Your goal — Scan the listing below. Report each line that includes "title".

--*--

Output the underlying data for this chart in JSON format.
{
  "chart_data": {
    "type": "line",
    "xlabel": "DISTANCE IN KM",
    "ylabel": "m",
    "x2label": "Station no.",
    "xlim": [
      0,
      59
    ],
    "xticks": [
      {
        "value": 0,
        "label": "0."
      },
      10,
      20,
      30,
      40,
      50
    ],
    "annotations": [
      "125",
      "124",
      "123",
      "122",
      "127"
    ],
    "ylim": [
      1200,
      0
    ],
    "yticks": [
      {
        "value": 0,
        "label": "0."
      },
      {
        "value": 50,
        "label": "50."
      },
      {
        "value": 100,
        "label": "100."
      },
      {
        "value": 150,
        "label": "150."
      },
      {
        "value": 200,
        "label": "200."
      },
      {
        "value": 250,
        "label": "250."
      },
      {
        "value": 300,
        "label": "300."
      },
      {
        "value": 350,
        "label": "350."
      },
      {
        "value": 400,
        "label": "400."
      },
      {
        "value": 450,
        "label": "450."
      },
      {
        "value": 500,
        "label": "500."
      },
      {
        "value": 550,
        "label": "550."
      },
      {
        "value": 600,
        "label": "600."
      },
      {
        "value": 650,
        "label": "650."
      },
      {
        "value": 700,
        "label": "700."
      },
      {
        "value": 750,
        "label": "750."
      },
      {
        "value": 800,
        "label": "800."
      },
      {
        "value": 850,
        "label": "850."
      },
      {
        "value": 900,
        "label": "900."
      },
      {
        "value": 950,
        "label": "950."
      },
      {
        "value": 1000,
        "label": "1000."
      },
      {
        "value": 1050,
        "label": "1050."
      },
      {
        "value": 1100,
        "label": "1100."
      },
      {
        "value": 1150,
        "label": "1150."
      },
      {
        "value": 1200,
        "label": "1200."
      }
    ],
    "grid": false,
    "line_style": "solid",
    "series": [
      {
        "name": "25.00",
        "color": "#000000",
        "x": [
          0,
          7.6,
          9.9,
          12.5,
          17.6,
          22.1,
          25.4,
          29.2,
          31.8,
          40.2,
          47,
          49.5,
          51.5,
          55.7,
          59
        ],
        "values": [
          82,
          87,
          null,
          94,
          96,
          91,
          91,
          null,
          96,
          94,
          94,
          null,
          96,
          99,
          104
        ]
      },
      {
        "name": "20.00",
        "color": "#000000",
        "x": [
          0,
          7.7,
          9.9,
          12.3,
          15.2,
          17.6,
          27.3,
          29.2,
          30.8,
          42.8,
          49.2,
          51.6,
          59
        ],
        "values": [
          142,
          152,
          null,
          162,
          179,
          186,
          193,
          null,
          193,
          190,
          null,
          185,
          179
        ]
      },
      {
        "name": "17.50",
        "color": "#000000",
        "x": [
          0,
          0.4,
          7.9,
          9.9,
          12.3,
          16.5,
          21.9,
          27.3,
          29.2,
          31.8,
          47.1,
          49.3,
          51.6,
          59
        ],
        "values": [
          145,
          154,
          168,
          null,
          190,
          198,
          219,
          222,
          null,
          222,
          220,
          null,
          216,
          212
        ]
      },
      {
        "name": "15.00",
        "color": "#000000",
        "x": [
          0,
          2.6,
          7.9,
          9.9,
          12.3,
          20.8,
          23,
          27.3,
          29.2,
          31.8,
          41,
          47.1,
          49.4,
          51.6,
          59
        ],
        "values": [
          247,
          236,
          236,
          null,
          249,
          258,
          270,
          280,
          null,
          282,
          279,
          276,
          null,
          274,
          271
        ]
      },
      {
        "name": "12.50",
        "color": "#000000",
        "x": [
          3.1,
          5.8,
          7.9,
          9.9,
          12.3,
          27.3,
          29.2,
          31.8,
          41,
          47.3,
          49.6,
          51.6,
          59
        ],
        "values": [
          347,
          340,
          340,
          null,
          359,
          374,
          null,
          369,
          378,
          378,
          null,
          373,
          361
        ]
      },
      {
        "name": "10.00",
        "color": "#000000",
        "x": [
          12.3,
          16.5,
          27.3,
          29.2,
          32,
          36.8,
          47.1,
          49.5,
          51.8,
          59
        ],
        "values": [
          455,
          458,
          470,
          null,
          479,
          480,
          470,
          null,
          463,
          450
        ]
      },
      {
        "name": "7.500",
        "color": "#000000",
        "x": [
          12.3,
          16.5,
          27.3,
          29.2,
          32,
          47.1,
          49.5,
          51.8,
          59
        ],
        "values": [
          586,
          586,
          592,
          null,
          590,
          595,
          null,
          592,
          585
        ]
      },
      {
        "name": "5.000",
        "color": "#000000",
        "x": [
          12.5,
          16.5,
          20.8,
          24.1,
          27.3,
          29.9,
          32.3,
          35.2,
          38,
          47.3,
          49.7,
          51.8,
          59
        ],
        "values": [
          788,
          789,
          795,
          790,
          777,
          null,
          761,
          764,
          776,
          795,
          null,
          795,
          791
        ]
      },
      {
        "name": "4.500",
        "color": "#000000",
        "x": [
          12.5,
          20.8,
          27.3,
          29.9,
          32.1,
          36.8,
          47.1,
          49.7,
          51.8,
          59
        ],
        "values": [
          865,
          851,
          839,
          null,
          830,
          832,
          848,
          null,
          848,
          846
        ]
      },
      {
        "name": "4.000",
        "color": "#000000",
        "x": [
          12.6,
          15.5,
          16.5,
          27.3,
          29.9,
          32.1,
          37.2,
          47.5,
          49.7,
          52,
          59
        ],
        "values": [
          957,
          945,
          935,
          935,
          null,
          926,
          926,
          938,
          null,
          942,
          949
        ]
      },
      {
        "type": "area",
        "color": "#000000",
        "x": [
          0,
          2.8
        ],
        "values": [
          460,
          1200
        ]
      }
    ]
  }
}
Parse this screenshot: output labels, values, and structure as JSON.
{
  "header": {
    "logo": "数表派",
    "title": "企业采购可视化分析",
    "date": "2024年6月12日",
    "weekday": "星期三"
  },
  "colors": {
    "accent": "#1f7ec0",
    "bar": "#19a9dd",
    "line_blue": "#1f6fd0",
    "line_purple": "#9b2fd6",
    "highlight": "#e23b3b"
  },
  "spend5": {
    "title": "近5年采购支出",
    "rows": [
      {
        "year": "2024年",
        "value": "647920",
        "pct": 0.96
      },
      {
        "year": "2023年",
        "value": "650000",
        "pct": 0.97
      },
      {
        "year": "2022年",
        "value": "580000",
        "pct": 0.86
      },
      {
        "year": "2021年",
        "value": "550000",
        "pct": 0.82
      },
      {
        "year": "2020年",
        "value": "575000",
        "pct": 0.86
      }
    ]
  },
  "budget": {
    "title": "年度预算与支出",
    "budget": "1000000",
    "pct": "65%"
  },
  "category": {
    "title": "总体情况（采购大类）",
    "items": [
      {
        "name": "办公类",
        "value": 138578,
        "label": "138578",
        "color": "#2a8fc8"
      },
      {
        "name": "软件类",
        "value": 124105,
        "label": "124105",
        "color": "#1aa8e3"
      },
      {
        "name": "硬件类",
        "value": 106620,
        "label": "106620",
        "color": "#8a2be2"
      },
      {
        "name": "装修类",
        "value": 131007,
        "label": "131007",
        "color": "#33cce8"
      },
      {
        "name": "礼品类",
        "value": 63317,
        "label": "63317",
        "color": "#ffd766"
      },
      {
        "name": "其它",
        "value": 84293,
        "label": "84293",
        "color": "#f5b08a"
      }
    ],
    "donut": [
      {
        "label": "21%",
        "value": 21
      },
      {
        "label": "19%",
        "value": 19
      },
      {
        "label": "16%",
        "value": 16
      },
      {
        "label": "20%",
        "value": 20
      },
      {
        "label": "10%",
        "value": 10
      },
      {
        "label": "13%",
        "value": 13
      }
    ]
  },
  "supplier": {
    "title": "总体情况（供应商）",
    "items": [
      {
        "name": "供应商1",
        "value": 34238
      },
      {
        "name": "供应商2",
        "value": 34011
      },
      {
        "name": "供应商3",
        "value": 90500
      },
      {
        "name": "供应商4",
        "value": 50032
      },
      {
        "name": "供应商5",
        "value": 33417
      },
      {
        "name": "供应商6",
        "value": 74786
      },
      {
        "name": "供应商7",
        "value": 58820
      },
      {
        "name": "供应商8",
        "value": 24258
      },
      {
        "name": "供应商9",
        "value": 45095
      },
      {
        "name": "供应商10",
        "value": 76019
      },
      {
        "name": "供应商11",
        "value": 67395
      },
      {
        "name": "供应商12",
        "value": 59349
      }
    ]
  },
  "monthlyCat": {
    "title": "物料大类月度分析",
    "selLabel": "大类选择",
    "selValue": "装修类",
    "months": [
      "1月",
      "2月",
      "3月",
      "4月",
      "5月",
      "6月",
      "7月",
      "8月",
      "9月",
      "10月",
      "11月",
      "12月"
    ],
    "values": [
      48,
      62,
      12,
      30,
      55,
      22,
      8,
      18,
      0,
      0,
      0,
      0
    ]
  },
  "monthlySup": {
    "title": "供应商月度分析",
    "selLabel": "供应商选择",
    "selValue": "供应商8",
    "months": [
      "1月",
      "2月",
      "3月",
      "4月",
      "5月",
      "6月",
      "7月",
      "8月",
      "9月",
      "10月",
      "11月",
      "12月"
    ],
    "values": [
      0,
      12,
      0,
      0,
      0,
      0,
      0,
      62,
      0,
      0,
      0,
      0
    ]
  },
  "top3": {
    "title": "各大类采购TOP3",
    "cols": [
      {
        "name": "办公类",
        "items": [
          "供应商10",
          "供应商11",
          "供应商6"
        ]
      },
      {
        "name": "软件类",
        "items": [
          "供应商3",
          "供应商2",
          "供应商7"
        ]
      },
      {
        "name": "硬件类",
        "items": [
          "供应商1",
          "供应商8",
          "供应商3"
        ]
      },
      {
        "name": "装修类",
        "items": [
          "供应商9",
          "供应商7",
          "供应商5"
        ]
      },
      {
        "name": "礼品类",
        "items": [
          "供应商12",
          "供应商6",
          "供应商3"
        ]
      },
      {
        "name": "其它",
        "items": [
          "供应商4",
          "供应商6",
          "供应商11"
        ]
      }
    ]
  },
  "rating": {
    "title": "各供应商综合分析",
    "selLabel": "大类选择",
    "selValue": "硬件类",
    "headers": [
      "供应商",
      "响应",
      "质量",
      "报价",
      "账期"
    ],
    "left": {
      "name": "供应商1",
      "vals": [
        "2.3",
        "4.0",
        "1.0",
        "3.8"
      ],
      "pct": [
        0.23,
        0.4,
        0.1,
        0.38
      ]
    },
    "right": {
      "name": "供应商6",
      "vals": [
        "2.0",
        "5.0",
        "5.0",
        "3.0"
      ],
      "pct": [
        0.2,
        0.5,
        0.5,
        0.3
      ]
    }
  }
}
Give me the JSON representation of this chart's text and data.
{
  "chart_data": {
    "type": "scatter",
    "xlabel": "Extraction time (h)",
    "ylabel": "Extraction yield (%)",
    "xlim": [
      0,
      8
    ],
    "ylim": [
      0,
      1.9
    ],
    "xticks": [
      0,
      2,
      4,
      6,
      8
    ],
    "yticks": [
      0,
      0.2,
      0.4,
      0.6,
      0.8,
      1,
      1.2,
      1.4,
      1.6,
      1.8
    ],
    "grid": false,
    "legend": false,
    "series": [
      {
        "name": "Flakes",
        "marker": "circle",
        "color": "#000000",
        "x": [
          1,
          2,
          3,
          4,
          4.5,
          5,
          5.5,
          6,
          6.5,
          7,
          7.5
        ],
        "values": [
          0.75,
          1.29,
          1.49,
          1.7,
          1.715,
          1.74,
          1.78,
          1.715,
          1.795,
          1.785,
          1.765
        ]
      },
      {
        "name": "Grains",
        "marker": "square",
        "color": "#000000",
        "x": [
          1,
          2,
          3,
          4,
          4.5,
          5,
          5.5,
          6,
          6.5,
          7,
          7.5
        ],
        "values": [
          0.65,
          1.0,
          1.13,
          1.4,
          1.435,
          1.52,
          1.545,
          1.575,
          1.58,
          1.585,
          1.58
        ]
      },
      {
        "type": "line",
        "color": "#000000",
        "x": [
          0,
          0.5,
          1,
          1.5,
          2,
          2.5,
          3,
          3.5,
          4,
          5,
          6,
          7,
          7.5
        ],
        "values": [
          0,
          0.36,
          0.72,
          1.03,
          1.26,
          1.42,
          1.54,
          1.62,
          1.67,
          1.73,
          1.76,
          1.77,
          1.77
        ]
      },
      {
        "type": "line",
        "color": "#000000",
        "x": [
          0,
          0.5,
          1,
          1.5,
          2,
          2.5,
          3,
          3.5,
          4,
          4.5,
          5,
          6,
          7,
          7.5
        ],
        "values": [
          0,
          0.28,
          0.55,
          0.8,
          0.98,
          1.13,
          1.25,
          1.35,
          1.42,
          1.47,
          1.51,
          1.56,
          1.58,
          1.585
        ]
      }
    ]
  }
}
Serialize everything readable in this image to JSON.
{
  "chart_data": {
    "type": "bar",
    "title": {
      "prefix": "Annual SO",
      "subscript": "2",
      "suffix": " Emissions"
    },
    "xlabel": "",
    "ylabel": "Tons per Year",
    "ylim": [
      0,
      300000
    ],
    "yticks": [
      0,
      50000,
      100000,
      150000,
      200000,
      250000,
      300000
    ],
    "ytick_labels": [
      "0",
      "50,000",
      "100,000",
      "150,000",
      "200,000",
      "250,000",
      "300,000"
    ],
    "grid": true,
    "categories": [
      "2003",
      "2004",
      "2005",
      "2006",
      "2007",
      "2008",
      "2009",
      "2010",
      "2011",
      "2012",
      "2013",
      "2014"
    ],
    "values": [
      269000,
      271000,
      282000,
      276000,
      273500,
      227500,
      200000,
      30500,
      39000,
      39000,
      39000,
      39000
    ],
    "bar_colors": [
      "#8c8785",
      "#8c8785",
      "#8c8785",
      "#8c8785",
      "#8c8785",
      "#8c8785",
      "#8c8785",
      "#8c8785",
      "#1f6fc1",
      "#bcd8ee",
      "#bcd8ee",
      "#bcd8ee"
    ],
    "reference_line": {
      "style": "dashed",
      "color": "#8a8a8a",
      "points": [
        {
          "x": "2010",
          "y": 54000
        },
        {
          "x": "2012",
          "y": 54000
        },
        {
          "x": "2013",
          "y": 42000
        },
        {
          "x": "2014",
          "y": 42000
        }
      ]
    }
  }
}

--*--

Complete answer —
    "title": "企业采购可视化分析",
    "title": "近5年采购支出",
    "title": "年度预算与支出",
    "title": "总体情况（采购大类）",
    "title": "总体情况（供应商）",
    "title": "物料大类月度分析",
    "title": "供应商月度分析",
    "title": "各大类采购TOP3",
    "title": "各供应商综合分析",
    "title": {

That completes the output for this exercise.